● EXCERPTED TEXT:
★ ★ ★ ★
Parameters
Default parameters are given in the nextflow.config file. This table lists the parameters that can be changed to a value, path or true/false. When changing these parameters pay attention to the required inputs and make sure that paths line-up and values are within range. To change a parameter you may change with a flag after the nextflow command or change them within your nextflow.config file.
- Please note the correct formatting and the default calculation of submission_wait_time at the bottom of the params table.
★ ★ ★ ★
Please extend the passage on Nextflow pipeline parameters, carrying it on after its final line.

● EXTRACTED RECORDS:
★ ★ ★ ★
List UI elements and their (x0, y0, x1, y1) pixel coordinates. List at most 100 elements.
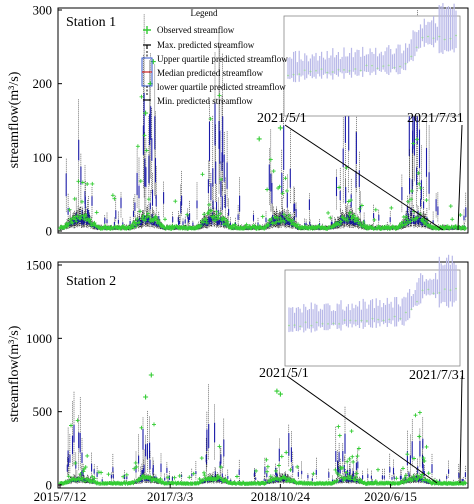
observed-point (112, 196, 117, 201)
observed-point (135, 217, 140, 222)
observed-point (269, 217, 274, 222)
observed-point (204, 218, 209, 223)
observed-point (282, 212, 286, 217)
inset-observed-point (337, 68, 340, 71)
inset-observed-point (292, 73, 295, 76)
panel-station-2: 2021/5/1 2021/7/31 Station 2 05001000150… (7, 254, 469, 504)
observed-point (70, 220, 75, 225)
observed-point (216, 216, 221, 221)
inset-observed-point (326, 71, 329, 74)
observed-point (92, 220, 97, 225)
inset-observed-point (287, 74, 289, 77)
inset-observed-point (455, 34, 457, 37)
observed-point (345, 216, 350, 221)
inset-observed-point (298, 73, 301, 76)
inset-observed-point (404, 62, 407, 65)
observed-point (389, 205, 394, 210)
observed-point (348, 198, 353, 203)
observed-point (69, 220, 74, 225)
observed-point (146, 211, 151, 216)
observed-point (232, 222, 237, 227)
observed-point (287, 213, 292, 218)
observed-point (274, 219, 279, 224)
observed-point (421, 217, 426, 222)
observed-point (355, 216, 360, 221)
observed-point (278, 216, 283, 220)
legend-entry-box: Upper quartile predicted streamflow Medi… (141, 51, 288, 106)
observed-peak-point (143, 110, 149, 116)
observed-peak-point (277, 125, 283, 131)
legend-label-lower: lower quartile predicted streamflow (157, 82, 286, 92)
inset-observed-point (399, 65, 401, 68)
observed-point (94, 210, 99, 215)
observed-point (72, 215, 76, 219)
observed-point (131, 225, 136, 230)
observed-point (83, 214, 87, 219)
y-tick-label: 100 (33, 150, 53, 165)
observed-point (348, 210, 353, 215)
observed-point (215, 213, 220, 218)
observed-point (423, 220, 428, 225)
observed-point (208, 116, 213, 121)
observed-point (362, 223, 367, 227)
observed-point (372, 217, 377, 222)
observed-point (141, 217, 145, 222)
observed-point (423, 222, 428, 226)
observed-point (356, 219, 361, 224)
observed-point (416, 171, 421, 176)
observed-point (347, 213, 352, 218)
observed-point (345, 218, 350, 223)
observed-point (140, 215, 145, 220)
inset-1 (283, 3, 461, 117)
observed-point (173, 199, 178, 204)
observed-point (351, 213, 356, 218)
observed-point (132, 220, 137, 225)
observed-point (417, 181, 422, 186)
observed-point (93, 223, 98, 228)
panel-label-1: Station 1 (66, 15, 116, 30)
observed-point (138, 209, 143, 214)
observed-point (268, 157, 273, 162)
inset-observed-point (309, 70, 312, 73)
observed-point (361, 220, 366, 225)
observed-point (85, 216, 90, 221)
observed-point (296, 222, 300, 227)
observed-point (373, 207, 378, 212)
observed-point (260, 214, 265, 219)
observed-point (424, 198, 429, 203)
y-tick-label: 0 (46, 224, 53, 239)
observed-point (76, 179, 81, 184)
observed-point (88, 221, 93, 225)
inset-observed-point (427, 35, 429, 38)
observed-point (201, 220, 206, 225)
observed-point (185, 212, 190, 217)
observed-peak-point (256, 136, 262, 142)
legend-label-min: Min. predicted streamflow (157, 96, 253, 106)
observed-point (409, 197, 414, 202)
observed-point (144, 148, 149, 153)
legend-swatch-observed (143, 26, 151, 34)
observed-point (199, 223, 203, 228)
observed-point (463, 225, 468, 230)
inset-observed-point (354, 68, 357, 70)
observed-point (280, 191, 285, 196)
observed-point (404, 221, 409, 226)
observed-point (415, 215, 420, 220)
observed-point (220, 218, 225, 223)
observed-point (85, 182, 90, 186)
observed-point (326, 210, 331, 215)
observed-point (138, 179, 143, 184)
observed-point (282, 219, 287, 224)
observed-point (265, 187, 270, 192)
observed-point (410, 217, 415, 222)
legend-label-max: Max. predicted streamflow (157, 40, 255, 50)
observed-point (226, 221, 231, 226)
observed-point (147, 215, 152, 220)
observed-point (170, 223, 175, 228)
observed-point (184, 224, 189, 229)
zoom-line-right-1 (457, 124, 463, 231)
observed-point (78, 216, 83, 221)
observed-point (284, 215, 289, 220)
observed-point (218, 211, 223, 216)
★ ★ ★ ★
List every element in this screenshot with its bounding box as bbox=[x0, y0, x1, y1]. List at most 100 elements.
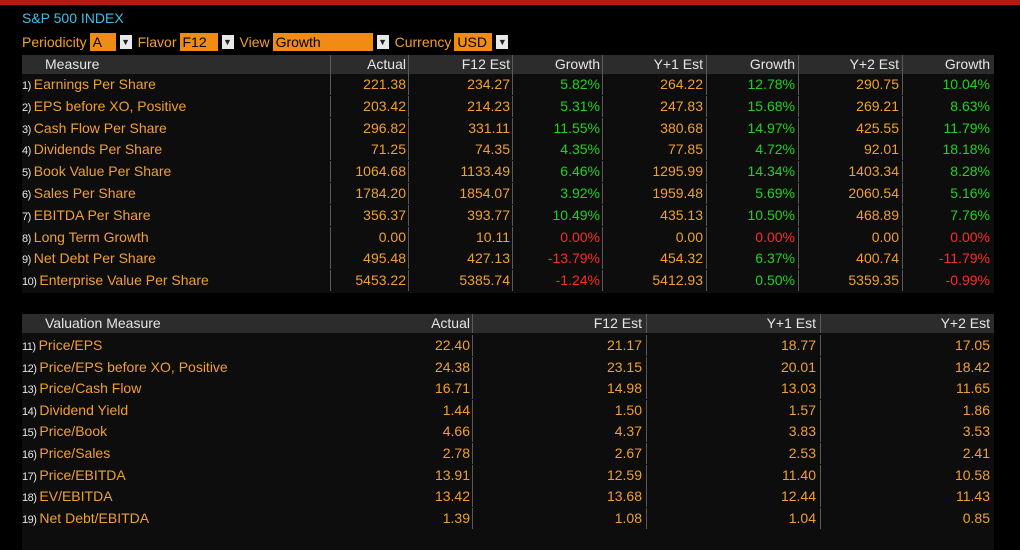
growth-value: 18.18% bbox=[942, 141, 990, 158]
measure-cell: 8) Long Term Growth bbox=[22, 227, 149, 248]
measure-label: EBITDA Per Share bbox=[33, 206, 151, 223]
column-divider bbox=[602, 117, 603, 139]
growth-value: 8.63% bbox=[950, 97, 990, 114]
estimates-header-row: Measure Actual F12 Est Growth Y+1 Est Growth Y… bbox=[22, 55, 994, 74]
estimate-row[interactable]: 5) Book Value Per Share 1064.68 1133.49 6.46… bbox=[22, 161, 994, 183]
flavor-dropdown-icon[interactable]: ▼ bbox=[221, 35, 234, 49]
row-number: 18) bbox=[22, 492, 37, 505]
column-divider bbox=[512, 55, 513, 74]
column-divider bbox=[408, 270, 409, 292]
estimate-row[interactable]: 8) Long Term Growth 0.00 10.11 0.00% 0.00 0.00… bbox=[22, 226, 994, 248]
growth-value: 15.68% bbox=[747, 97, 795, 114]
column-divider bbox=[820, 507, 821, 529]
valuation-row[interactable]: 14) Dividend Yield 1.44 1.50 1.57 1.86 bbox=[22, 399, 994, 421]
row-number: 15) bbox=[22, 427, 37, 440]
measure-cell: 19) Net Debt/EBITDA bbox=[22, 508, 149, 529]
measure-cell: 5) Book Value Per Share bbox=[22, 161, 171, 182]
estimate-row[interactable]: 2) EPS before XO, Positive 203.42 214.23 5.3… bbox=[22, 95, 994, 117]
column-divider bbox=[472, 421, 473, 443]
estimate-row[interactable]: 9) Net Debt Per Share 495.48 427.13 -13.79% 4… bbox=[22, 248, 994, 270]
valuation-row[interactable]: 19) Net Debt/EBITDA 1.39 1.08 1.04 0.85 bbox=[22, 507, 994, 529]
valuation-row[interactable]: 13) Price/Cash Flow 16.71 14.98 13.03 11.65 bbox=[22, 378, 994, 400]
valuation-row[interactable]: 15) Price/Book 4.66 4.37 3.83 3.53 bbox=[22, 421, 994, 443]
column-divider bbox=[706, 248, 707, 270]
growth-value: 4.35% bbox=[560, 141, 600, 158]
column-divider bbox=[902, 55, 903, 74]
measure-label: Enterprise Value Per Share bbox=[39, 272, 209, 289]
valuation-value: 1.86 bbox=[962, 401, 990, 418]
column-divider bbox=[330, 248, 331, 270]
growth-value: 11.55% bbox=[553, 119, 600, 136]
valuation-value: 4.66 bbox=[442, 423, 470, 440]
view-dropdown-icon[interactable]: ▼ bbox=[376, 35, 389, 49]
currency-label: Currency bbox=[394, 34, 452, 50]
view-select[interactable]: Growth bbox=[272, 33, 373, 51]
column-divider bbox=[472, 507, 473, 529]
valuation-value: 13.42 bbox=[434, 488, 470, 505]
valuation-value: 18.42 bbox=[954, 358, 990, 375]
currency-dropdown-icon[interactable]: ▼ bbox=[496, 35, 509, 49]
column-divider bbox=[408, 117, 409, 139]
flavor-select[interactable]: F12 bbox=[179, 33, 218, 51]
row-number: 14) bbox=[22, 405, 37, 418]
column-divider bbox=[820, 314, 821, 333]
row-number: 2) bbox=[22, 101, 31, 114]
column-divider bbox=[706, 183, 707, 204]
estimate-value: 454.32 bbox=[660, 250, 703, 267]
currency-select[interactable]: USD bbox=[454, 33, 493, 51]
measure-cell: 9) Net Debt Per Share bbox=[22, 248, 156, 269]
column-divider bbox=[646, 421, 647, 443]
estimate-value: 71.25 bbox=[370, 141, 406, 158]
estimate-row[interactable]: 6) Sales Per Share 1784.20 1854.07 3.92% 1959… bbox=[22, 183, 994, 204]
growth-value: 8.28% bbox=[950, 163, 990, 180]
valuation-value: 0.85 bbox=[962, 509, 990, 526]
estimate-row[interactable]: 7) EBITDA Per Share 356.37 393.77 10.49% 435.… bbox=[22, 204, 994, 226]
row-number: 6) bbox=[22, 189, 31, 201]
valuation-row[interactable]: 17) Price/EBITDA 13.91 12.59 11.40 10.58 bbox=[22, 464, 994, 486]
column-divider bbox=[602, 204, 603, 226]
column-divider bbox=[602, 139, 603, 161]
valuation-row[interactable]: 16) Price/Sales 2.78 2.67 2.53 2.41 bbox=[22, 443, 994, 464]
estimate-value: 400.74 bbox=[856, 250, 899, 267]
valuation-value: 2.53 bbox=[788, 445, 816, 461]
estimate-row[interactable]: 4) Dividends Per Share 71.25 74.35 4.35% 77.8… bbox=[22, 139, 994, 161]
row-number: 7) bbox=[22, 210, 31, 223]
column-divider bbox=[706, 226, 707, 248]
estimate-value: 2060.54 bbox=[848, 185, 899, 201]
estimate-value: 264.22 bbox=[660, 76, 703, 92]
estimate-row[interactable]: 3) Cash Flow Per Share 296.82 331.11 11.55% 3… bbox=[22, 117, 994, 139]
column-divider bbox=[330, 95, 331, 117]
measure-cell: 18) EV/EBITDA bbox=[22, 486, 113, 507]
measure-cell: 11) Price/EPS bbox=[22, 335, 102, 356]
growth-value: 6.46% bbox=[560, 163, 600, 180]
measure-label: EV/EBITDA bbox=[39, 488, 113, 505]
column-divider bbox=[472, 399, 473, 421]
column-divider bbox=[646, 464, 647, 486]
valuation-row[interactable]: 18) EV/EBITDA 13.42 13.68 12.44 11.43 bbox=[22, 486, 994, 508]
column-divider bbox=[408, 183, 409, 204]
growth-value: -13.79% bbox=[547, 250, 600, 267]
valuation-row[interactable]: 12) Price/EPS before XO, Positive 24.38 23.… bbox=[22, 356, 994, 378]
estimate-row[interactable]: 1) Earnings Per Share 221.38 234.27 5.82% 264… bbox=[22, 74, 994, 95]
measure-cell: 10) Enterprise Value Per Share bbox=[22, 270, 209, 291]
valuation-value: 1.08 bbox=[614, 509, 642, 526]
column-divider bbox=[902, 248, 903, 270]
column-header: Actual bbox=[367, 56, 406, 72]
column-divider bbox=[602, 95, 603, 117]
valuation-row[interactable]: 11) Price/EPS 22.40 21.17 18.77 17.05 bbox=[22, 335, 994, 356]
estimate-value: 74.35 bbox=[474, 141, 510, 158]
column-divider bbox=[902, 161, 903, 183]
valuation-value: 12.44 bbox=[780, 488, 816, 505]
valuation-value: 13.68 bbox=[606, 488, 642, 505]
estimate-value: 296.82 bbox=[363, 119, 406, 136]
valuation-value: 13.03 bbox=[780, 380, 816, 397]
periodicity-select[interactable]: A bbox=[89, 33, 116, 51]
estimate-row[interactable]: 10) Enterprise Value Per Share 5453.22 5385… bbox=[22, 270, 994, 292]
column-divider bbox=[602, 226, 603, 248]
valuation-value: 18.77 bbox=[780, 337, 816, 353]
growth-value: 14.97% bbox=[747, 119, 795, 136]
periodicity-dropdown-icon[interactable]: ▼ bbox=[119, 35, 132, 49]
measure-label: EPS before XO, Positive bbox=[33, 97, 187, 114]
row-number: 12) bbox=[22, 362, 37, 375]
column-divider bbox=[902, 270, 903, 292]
★ ★ ★ ★
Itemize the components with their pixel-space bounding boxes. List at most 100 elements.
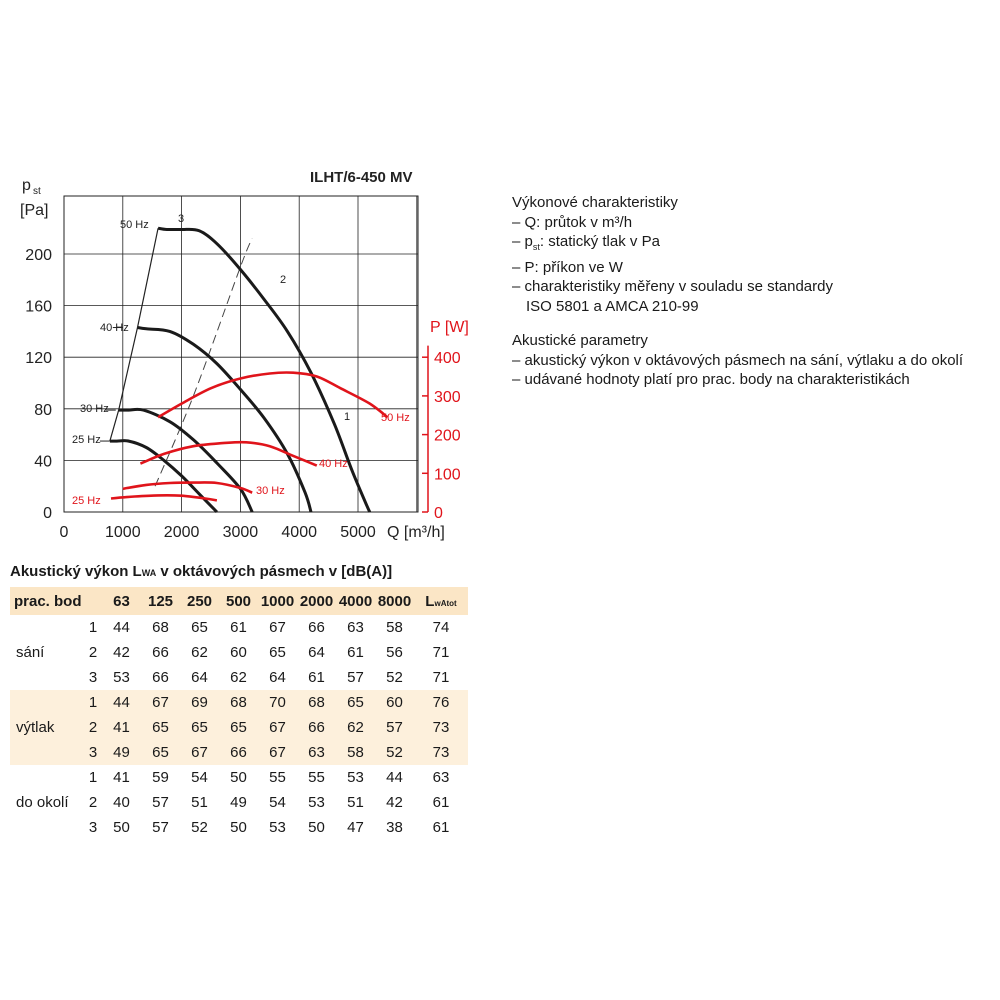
★ ★ ★ ★
● RESPONSE TO THE EXERCISE:
Param | Description | Input Required |
--ref_fasta_path | Reference Sequence file path | Yes (path as string) |
--meta_path | Meta-data file path for samples | Yes (path as string) |
--ref_gff_path | Reference gff file path for annotation | Yes (path as string) |
General Subworkflow
Param | Description | Input Required |
--submission | Toggle for running submission | Yes (true/false as bool) |
--annotation | Toggle for running annotation | Yes (true/false as bool) |
--dry_run | Simulate submission and print a log. | No (true/false) |
--workflow | Specifies the workflow to execute, allowing users to choose the appropriate processing method. | Yes (string) |
Workflow Options
The following workflows are available for the --workflow
parameter:
- biosample_and_sra: Runs a submission to BioSample and SRA.
- genbank: Runs a GenBank submission.
- fetch_accessions: Fetches reports and updates the metadata file.
- full_submission: Executes BioSample and SRA submissions, waits 60 seconds multiplied by
params.batch_size
, fetches reports, updates the metadata file with accession IDs, and then performs the GenBank submission. - update_submission: Executes a BioSample submission using an updated metadata Excel file.
Note: The GenBank submission cannot complete without a BioSample accession ID.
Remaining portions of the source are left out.